— Task objective —
Rewrite all of the records below with every instance of "WinRAR archive" changed to "RAR archive" and everything else left as it is. Omit the pictures from your answer.

— Exercise materials —
===============
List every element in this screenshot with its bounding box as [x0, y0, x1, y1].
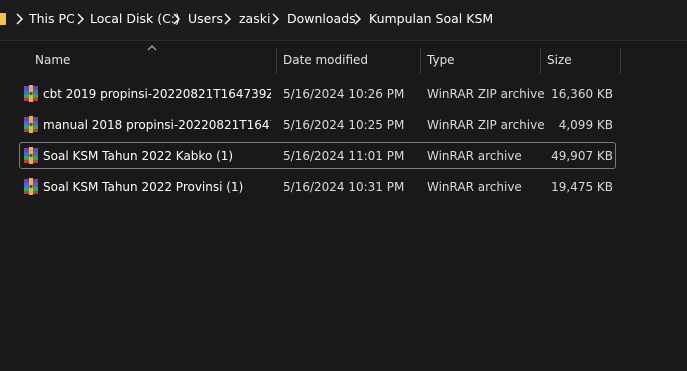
breadcrumb-this-pc[interactable]: This PC [29, 11, 75, 27]
file-date-modified: 5/16/2024 10:25 PM [283, 118, 405, 132]
chevron-right-icon[interactable] [75, 12, 85, 26]
file-size: 19,475 KB [551, 180, 613, 194]
winrar-archive-icon [24, 178, 38, 195]
file-name: Soal KSM Tahun 2022 Provinsi (1) [43, 180, 244, 194]
file-type: WinRAR archive [427, 149, 522, 163]
breadcrumb-users[interactable]: Users [188, 11, 223, 27]
file-row-focused[interactable]: Soal KSM Tahun 2022 Kabko (1) 5/16/2024 … [19, 142, 616, 169]
column-divider[interactable] [420, 48, 421, 74]
winrar-archive-icon [24, 147, 38, 164]
file-row[interactable]: manual 2018 propinsi-20220821T164756Z...… [19, 111, 616, 138]
file-type: WinRAR ZIP archive [427, 87, 545, 101]
file-date-modified: 5/16/2024 11:01 PM [283, 149, 405, 163]
breadcrumb-zaski[interactable]: zaski [239, 11, 270, 27]
chevron-right-icon[interactable] [222, 12, 232, 26]
folder-icon [0, 13, 6, 25]
chevron-right-icon[interactable] [171, 12, 181, 26]
file-type: WinRAR ZIP archive [427, 118, 545, 132]
column-header-name[interactable]: Name [35, 53, 70, 67]
column-header-date-modified[interactable]: Date modified [283, 53, 368, 67]
chevron-right-icon[interactable] [352, 12, 362, 26]
winrar-zip-icon [24, 116, 38, 133]
file-size: 49,907 KB [551, 149, 613, 163]
column-header-type[interactable]: Type [427, 53, 455, 67]
file-size: 4,099 KB [558, 118, 613, 132]
column-header-row: Name Date modified Type Size [0, 41, 687, 75]
breadcrumb-downloads[interactable]: Downloads [287, 11, 356, 27]
column-divider[interactable] [540, 48, 541, 74]
file-row[interactable]: Soal KSM Tahun 2022 Provinsi (1) 5/16/20… [19, 173, 616, 200]
breadcrumb-local-disk[interactable]: Local Disk (C:) [90, 11, 180, 27]
file-date-modified: 5/16/2024 10:31 PM [283, 180, 405, 194]
file-explorer-window: This PC Local Disk (C:) Users zaski Down… [0, 0, 687, 371]
breadcrumb[interactable]: This PC Local Disk (C:) Users zaski Down… [0, 0, 687, 41]
file-date-modified: 5/16/2024 10:26 PM [283, 87, 405, 101]
column-divider[interactable] [276, 48, 277, 74]
column-header-size[interactable]: Size [547, 53, 572, 67]
winrar-zip-icon [24, 85, 38, 102]
file-type: WinRAR archive [427, 180, 522, 194]
file-name: Soal KSM Tahun 2022 Kabko (1) [43, 149, 234, 163]
sort-ascending-icon [147, 45, 157, 51]
chevron-right-icon[interactable] [270, 12, 280, 26]
file-size: 16,360 KB [551, 87, 613, 101]
chevron-right-icon[interactable] [14, 12, 24, 26]
file-name: manual 2018 propinsi-20220821T164756Z... [43, 118, 271, 132]
file-row[interactable]: cbt 2019 propinsi-20220821T164739Z-001 5… [19, 80, 616, 107]
breadcrumb-current-folder[interactable]: Kumpulan Soal KSM [369, 11, 493, 27]
column-divider[interactable] [620, 48, 621, 74]
file-name: cbt 2019 propinsi-20220821T164739Z-001 [43, 87, 271, 101]
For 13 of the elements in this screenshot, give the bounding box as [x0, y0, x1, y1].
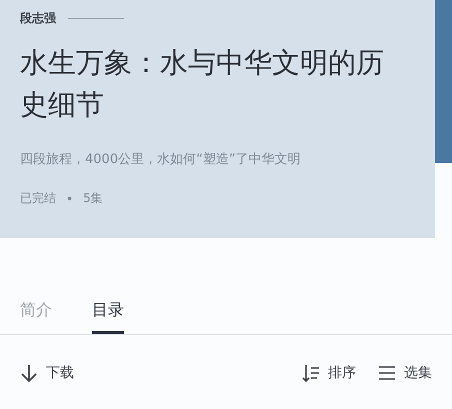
===============
— Correct output —
List every element in this screenshot with its bounding box as [x0, y0, x1, y1].
breadcrumb-this-pc[interactable]: This PC [29, 11, 75, 27]
file-date-modified: 5/16/2024 10:25 PM [283, 118, 405, 132]
chevron-right-icon[interactable] [75, 12, 85, 26]
file-size: 19,475 KB [551, 180, 613, 194]
winrar-archive-icon [24, 178, 38, 195]
file-name: Soal KSM Tahun 2022 Provinsi (1) [43, 180, 244, 194]
file-type: RAR archive [427, 149, 522, 163]
breadcrumb-users[interactable]: Users [188, 11, 223, 27]
file-row-focused[interactable]: Soal KSM Tahun 2022 Kabko (1) 5/16/2024 … [19, 142, 616, 169]
column-divider[interactable] [420, 48, 421, 74]
winrar-archive-icon [24, 147, 38, 164]
file-row[interactable]: manual 2018 propinsi-20220821T164756Z...… [19, 111, 616, 138]
file-type: WinRAR ZIP archive [427, 87, 545, 101]
file-date-modified: 5/16/2024 11:01 PM [283, 149, 405, 163]
breadcrumb-zaski[interactable]: zaski [239, 11, 270, 27]
chevron-right-icon[interactable] [222, 12, 232, 26]
folder-icon [0, 13, 6, 25]
chevron-right-icon[interactable] [171, 12, 181, 26]
file-type: WinRAR ZIP archive [427, 118, 545, 132]
column-header-name[interactable]: Name [35, 53, 70, 67]
column-header-date-modified[interactable]: Date modified [283, 53, 368, 67]
chevron-right-icon[interactable] [352, 12, 362, 26]
winrar-zip-icon [24, 116, 38, 133]
file-size: 49,907 KB [551, 149, 613, 163]
column-header-type[interactable]: Type [427, 53, 455, 67]
file-size: 4,099 KB [558, 118, 613, 132]
column-header-row: Name Date modified Type Size [0, 41, 687, 75]
breadcrumb-downloads[interactable]: Downloads [287, 11, 356, 27]
column-divider[interactable] [540, 48, 541, 74]
file-row[interactable]: Soal KSM Tahun 2022 Provinsi (1) 5/16/20… [19, 173, 616, 200]
breadcrumb-local-disk[interactable]: Local Disk (C:) [90, 11, 180, 27]
file-date-modified: 5/16/2024 10:31 PM [283, 180, 405, 194]
file-explorer-window: This PC Local Disk (C:) Users zaski Down… [0, 0, 687, 371]
breadcrumb[interactable]: This PC Local Disk (C:) Users zaski Down… [0, 0, 687, 41]
file-date-modified: 5/16/2024 10:26 PM [283, 87, 405, 101]
column-divider[interactable] [276, 48, 277, 74]
column-header-size[interactable]: Size [547, 53, 572, 67]
winrar-zip-icon [24, 85, 38, 102]
file-type: RAR archive [427, 180, 522, 194]
file-name: Soal KSM Tahun 2022 Kabko (1) [43, 149, 234, 163]
sort-ascending-icon [147, 45, 157, 51]
chevron-right-icon[interactable] [270, 12, 280, 26]
file-size: 16,360 KB [551, 87, 613, 101]
chevron-right-icon[interactable] [14, 12, 24, 26]
file-name: manual 2018 propinsi-20220821T164756Z... [43, 118, 271, 132]
file-row[interactable]: cbt 2019 propinsi-20220821T164739Z-001 5… [19, 80, 616, 107]
breadcrumb-current-folder[interactable]: Kumpulan Soal KSM [369, 11, 493, 27]
column-divider[interactable] [620, 48, 621, 74]
file-name: cbt 2019 propinsi-20220821T164739Z-001 [43, 87, 271, 101]
For 13 of the elements in this screenshot, give the bounding box as [x0, y0, x1, y1].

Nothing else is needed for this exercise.